### Given exercise
Return only the line that contains "Read out every word on this page." and each line after it, through the last line of the data below, copied exactly.
━━ Data shown ━━
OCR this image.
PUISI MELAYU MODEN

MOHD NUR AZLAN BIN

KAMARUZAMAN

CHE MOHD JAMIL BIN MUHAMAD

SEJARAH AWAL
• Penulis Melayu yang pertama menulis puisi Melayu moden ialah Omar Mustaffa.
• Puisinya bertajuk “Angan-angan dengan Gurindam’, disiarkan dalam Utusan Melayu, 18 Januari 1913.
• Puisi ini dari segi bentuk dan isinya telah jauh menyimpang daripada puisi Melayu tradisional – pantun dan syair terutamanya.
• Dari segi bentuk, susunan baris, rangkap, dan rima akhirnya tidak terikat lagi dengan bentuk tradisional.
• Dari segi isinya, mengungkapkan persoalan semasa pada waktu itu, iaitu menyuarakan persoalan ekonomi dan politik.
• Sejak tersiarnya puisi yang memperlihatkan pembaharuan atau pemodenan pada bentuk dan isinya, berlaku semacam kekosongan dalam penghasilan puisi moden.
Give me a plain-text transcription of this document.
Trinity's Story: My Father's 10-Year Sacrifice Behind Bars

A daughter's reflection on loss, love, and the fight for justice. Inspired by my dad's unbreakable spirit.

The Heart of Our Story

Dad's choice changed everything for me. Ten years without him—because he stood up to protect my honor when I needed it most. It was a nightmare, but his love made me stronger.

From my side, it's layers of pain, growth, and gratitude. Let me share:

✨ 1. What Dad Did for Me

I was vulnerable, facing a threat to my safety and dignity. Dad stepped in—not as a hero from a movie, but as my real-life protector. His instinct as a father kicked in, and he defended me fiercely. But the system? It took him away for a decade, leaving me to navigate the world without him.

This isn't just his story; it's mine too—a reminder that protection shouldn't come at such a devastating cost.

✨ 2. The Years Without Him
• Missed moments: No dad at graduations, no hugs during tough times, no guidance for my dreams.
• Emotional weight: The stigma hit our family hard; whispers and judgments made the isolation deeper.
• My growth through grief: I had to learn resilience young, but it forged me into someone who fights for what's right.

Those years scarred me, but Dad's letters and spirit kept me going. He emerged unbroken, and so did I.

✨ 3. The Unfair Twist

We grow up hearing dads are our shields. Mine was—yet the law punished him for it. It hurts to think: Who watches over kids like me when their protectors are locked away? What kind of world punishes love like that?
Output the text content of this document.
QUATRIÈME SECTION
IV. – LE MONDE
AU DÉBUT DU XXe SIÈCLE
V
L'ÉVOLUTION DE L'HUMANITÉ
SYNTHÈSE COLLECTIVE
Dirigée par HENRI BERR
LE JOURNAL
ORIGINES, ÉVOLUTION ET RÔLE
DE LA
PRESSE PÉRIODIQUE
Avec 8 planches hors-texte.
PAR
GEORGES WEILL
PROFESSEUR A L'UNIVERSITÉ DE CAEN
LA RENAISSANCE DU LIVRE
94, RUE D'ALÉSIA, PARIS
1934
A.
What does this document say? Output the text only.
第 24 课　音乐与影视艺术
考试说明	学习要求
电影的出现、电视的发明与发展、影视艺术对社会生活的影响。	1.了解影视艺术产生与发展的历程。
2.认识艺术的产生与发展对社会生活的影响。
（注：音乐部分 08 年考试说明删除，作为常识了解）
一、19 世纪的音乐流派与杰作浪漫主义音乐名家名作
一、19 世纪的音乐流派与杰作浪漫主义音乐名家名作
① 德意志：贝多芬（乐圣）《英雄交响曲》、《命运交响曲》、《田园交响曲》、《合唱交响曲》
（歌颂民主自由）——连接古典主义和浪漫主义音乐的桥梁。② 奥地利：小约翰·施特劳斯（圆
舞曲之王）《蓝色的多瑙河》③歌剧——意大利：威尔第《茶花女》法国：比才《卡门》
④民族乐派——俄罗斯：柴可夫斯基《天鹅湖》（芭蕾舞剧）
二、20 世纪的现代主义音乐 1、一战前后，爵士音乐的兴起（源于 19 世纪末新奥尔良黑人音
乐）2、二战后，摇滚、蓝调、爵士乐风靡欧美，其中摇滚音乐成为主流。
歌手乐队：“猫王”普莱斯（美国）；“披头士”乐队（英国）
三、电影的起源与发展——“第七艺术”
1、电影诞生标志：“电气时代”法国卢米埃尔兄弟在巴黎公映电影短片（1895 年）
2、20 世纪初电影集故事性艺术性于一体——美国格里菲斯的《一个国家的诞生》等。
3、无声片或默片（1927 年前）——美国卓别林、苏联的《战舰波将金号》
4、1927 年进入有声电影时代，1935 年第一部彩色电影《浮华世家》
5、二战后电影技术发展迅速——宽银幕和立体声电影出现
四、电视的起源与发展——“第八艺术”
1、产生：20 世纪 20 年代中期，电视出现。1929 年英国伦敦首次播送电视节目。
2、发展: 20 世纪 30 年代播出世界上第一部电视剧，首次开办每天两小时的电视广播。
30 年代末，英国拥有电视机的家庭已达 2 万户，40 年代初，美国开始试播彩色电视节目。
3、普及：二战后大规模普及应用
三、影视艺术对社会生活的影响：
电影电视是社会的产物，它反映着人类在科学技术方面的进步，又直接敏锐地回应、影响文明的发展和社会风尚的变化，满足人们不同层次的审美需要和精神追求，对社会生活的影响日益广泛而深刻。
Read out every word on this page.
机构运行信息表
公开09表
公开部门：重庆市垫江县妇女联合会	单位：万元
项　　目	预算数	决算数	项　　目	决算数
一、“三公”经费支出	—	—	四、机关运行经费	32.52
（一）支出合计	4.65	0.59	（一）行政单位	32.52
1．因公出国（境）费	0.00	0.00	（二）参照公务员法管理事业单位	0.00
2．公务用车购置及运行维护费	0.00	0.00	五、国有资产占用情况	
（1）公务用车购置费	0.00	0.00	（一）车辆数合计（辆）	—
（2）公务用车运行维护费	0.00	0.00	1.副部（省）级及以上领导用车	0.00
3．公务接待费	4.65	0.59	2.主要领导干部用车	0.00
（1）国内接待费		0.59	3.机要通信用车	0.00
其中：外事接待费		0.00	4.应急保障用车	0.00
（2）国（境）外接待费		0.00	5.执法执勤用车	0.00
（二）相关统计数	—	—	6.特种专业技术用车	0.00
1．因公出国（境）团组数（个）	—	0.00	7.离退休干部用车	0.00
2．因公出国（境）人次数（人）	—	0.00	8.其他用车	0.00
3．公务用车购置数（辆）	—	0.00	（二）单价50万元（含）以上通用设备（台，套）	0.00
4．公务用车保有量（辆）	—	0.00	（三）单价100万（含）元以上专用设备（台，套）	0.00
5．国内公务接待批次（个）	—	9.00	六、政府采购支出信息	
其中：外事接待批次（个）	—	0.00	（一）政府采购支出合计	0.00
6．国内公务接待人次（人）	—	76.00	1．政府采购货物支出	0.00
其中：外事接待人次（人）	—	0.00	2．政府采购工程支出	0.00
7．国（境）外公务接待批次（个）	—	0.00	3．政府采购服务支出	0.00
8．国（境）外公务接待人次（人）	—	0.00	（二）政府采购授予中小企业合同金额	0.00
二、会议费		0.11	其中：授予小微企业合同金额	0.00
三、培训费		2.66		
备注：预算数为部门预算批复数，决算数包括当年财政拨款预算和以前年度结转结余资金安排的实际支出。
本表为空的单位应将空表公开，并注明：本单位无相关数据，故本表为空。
━━━
### Output for this task
Read out every word on this page.
机构运行信息表
公开09表
公开部门：重庆市垫江县妇女联合会	单位：万元
项　　目	预算数	决算数	项　　目	决算数
一、“三公”经费支出	—	—	四、机关运行经费	32.52
（一）支出合计	4.65	0.59	（一）行政单位	32.52
1．因公出国（境）费	0.00	0.00	（二）参照公务员法管理事业单位	0.00
2．公务用车购置及运行维护费	0.00	0.00	五、国有资产占用情况	
（1）公务用车购置费	0.00	0.00	（一）车辆数合计（辆）	—
（2）公务用车运行维护费	0.00	0.00	1.副部（省）级及以上领导用车	0.00
3．公务接待费	4.65	0.59	2.主要领导干部用车	0.00
（1）国内接待费		0.59	3.机要通信用车	0.00
其中：外事接待费		0.00	4.应急保障用车	0.00
（2）国（境）外接待费		0.00	5.执法执勤用车	0.00
（二）相关统计数	—	—	6.特种专业技术用车	0.00
1．因公出国（境）团组数（个）	—	0.00	7.离退休干部用车	0.00
2．因公出国（境）人次数（人）	—	0.00	8.其他用车	0.00
3．公务用车购置数（辆）	—	0.00	（二）单价50万元（含）以上通用设备（台，套）	0.00
4．公务用车保有量（辆）	—	0.00	（三）单价100万（含）元以上专用设备（台，套）	0.00
5．国内公务接待批次（个）	—	9.00	六、政府采购支出信息	
其中：外事接待批次（个）	—	0.00	（一）政府采购支出合计	0.00
6．国内公务接待人次（人）	—	76.00	1．政府采购货物支出	0.00
其中：外事接待人次（人）	—	0.00	2．政府采购工程支出	0.00
7．国（境）外公务接待批次（个）	—	0.00	3．政府采购服务支出	0.00
8．国（境）外公务接待人次（人）	—	0.00	（二）政府采购授予中小企业合同金额	0.00
二、会议费		0.11	其中：授予小微企业合同金额	0.00
三、培训费		2.66		
备注：预算数为部门预算批复数，决算数包括当年财政拨款预算和以前年度结转结余资金安排的实际支出。
本表为空的单位应将空表公开，并注明：本单位无相关数据，故本表为空。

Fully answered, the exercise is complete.